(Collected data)
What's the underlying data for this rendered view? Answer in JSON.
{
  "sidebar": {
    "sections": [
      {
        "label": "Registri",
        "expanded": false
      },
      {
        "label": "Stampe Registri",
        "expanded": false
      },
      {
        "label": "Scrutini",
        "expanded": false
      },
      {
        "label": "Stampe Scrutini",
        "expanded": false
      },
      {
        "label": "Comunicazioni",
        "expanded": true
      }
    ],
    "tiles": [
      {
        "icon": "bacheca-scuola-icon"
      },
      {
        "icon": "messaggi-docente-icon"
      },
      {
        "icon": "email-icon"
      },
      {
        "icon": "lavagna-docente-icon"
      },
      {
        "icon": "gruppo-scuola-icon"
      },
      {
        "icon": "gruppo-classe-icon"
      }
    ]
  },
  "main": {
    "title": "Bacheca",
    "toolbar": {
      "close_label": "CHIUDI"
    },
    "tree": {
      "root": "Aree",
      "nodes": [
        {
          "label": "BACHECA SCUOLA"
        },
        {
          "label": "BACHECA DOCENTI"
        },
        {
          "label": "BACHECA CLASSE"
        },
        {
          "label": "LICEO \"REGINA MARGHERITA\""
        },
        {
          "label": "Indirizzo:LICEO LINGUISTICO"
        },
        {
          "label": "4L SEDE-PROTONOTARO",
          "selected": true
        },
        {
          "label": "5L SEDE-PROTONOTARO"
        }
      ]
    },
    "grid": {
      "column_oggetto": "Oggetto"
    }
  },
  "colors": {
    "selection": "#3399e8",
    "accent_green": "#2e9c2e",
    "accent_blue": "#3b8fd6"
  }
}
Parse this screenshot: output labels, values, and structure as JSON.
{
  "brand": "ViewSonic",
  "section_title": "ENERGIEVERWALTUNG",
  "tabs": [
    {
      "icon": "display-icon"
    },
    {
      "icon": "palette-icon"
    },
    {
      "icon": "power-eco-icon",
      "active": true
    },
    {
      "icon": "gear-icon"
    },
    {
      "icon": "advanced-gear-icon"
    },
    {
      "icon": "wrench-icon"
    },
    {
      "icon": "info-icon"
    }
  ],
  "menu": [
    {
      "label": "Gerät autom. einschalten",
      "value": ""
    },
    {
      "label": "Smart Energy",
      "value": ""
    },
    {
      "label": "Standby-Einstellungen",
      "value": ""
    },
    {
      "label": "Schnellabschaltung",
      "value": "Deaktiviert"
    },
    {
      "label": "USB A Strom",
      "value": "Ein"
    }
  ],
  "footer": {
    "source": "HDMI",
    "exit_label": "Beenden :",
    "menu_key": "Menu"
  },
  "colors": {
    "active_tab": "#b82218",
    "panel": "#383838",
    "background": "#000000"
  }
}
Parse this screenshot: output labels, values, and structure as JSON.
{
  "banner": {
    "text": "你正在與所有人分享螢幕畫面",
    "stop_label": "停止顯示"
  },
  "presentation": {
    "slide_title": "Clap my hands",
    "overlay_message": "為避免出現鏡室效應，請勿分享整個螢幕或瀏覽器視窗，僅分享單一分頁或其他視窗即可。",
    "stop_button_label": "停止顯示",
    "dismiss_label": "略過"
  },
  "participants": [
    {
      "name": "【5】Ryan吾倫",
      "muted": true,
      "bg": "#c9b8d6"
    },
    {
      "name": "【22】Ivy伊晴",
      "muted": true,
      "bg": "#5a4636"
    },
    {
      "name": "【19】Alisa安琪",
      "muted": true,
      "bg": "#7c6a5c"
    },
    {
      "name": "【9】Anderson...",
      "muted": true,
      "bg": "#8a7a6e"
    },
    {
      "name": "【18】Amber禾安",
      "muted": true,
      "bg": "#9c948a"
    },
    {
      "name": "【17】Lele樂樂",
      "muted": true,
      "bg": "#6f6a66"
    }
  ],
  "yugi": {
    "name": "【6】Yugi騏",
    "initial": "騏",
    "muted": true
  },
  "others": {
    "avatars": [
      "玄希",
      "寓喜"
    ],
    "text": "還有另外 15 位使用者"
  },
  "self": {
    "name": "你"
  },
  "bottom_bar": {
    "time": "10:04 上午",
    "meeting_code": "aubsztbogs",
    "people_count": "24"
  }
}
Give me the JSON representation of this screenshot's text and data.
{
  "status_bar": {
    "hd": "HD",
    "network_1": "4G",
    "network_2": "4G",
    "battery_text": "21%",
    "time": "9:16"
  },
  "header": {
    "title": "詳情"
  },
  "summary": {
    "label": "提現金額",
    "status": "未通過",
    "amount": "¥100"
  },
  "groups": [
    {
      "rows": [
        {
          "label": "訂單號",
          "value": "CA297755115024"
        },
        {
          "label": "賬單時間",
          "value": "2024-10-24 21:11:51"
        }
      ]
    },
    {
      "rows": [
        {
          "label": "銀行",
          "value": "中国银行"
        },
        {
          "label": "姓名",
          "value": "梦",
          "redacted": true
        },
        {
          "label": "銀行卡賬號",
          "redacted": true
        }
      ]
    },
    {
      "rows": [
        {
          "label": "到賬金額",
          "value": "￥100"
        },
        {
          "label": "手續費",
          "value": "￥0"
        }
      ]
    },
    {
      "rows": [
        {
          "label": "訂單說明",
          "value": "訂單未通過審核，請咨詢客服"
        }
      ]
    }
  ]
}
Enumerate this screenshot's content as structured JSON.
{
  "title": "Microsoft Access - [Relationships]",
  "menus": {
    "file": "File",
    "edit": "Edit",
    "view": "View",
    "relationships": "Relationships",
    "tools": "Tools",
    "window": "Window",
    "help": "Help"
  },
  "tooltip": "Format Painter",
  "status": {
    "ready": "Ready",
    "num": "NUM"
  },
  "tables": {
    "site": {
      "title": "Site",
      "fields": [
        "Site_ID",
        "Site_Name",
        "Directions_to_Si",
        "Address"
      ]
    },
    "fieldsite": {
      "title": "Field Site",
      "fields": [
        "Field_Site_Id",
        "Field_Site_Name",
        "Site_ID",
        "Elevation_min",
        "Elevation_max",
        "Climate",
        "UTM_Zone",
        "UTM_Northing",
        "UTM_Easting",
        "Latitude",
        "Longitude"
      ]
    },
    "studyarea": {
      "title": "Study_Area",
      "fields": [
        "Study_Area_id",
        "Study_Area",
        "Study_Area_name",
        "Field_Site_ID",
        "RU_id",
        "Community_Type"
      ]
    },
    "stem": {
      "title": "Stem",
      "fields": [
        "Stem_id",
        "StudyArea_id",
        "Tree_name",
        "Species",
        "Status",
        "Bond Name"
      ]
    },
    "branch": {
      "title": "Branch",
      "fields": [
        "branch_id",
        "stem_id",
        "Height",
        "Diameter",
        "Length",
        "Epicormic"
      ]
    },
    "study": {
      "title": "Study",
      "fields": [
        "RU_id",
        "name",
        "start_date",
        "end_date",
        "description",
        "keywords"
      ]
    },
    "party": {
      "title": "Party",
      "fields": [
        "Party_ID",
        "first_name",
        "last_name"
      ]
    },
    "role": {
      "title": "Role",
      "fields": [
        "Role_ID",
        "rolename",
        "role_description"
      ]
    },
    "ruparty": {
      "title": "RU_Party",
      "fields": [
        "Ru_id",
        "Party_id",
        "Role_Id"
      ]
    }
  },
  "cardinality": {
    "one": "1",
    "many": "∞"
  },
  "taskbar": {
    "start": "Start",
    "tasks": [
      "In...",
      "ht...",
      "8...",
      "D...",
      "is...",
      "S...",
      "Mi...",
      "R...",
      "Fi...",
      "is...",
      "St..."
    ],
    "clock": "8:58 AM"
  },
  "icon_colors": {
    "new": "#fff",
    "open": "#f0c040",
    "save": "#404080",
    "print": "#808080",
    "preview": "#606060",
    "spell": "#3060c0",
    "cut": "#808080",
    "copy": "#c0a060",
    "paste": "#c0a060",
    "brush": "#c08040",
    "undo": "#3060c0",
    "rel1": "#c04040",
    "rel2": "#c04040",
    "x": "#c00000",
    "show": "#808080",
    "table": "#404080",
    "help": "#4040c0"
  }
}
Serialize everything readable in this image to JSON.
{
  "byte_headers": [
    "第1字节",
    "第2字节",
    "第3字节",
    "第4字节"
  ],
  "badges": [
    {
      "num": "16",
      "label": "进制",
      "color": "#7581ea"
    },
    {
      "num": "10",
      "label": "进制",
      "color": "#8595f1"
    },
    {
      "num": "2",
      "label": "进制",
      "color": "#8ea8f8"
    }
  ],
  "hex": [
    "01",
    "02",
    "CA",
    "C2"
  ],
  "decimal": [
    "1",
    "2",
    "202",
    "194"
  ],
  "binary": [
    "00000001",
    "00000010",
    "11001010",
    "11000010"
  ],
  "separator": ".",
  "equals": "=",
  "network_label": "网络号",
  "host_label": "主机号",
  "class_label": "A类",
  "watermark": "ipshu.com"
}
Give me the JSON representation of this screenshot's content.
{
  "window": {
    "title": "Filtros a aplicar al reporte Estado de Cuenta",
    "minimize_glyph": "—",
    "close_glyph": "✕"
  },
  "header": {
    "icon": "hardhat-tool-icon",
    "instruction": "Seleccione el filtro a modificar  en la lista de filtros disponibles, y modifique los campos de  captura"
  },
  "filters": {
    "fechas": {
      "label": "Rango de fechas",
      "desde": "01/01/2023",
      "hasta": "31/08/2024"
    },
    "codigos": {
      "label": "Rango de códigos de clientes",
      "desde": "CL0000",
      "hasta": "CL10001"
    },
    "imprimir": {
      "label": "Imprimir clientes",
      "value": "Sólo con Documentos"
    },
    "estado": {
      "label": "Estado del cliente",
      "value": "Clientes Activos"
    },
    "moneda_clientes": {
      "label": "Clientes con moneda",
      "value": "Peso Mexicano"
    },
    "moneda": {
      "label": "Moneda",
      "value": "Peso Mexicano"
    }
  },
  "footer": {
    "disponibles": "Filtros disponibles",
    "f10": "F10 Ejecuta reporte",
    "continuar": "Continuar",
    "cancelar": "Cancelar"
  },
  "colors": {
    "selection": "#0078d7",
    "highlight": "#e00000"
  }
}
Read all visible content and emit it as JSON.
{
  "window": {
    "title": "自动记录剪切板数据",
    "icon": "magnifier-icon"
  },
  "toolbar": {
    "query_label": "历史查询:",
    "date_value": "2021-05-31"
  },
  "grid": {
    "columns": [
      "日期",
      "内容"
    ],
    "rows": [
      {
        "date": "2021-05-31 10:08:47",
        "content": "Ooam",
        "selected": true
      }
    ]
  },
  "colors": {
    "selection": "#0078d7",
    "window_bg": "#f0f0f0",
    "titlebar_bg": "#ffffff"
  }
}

→ TASK DIRECTIONS: Across the data, tally the lines containing "representation" and give back the number alone.

→ WRITTEN RESPONSE: 2